Problem to solve :: Your task is to transcribe the records exactly, skipping every image.

----

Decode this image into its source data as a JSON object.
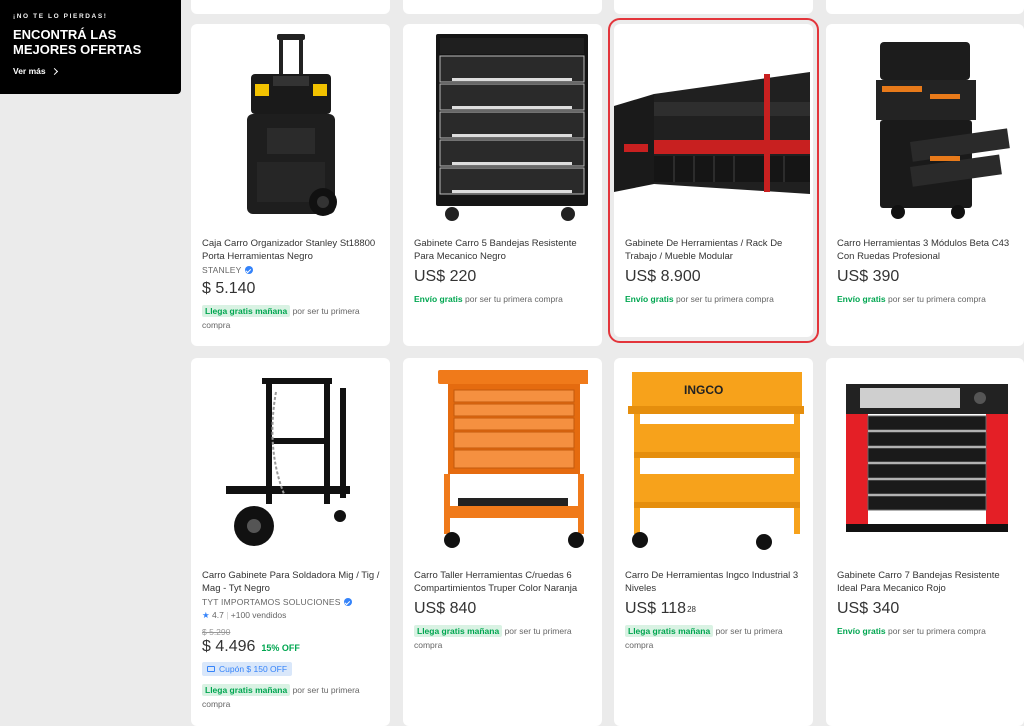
{
  "promo": {
    "kicker": "¡NO TE LO PIERDAS!",
    "title": "ENCONTRÁ LAS MEJORES OFERTAS",
    "link": "Ver más"
  },
  "colors": {
    "accent": "#3483fa",
    "green": "#00a650",
    "highlight": "#e3353b"
  },
  "products": [
    {
      "title": "Caja Carro Organizador Stanley St18800 Porta Herramientas Negro",
      "seller": "STANLEY",
      "price": "$ 5.140",
      "ship_tag": "Llega gratis mañana",
      "ship_rest": "por ser tu primera compra"
    },
    {
      "title": "Gabinete Carro 5 Bandejas Resistente Para Mecanico Negro",
      "price": "US$ 220",
      "ship_tag": "Envío gratis",
      "ship_rest": "por ser tu primera compra"
    },
    {
      "title": "Gabinete De Herramientas / Rack De Trabajo / Mueble Modular",
      "price": "US$ 8.900",
      "ship_tag": "Envío gratis",
      "ship_rest": "por ser tu primera compra"
    },
    {
      "title": "Carro Herramientas 3 Módulos Beta C43 Con Ruedas Profesional",
      "price": "US$ 390",
      "ship_tag": "Envío gratis",
      "ship_rest": "por ser tu primera compra"
    },
    {
      "title": "Carro Gabinete Para Soldadora Mig / Tig / Mag - Tyt Negro",
      "seller": "TYT IMPORTAMOS SOLUCIONES",
      "rating": "4.7",
      "sold": "+100 vendidos",
      "old_price": "$ 5.290",
      "price": "$ 4.496",
      "discount": "15% OFF",
      "coupon": "Cupón $ 150 OFF",
      "ship_tag": "Llega gratis mañana",
      "ship_rest": "por ser tu primera compra"
    },
    {
      "title": "Carro Taller Herramientas C/ruedas 6 Compartimientos Truper Color Naranja",
      "price": "US$ 840",
      "ship_tag": "Llega gratis mañana",
      "ship_rest": "por ser tu primera compra"
    },
    {
      "title": "Carro De Herramientas Ingco Industrial 3 Niveles",
      "price": "US$ 118",
      "price_cents": "28",
      "ship_tag": "Llega gratis mañana",
      "ship_rest": "por ser tu primera compra",
      "brand_text": "INGCO"
    },
    {
      "title": "Gabinete Carro 7 Bandejas Resistente Ideal Para Mecanico Rojo",
      "price": "US$ 340",
      "ship_tag": "Envío gratis",
      "ship_rest": "por ser tu primera compra"
    }
  ]
}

----

Completed task ::
Decode this image into its source data as a JSON object.
{
  "promo": {
    "kicker": "¡NO TE LO PIERDAS!",
    "title": "ENCONTRÁ LAS MEJORES OFERTAS",
    "link": "Ver más"
  },
  "colors": {
    "accent": "#3483fa",
    "green": "#00a650",
    "highlight": "#e3353b"
  },
  "products": [
    {
      "title": "Caja Carro Organizador Stanley St18800 Porta Herramientas Negro",
      "seller": "STANLEY",
      "price": "$ 5.140",
      "ship_tag": "Llega gratis mañana",
      "ship_rest": "por ser tu primera compra"
    },
    {
      "title": "Gabinete Carro 5 Bandejas Resistente Para Mecanico Negro",
      "price": "US$ 220",
      "ship_tag": "Envío gratis",
      "ship_rest": "por ser tu primera compra"
    },
    {
      "title": "Gabinete De Herramientas / Rack De Trabajo / Mueble Modular",
      "price": "US$ 8.900",
      "ship_tag": "Envío gratis",
      "ship_rest": "por ser tu primera compra"
    },
    {
      "title": "Carro Herramientas 3 Módulos Beta C43 Con Ruedas Profesional",
      "price": "US$ 390",
      "ship_tag": "Envío gratis",
      "ship_rest": "por ser tu primera compra"
    },
    {
      "title": "Carro Gabinete Para Soldadora Mig / Tig / Mag - Tyt Negro",
      "seller": "TYT IMPORTAMOS SOLUCIONES",
      "rating": "4.7",
      "sold": "+100 vendidos",
      "old_price": "$ 5.290",
      "price": "$ 4.496",
      "discount": "15% OFF",
      "coupon": "Cupón $ 150 OFF",
      "ship_tag": "Llega gratis mañana",
      "ship_rest": "por ser tu primera compra"
    },
    {
      "title": "Carro Taller Herramientas C/ruedas 6 Compartimientos Truper Color Naranja",
      "price": "US$ 840",
      "ship_tag": "Llega gratis mañana",
      "ship_rest": "por ser tu primera compra"
    },
    {
      "title": "Carro De Herramientas Ingco Industrial 3 Niveles",
      "price": "US$ 118",
      "price_cents": "28",
      "ship_tag": "Llega gratis mañana",
      "ship_rest": "por ser tu primera compra",
      "brand_text": "INGCO"
    },
    {
      "title": "Gabinete Carro 7 Bandejas Resistente Ideal Para Mecanico Rojo",
      "price": "US$ 340",
      "ship_tag": "Envío gratis",
      "ship_rest": "por ser tu primera compra"
    }
  ]
}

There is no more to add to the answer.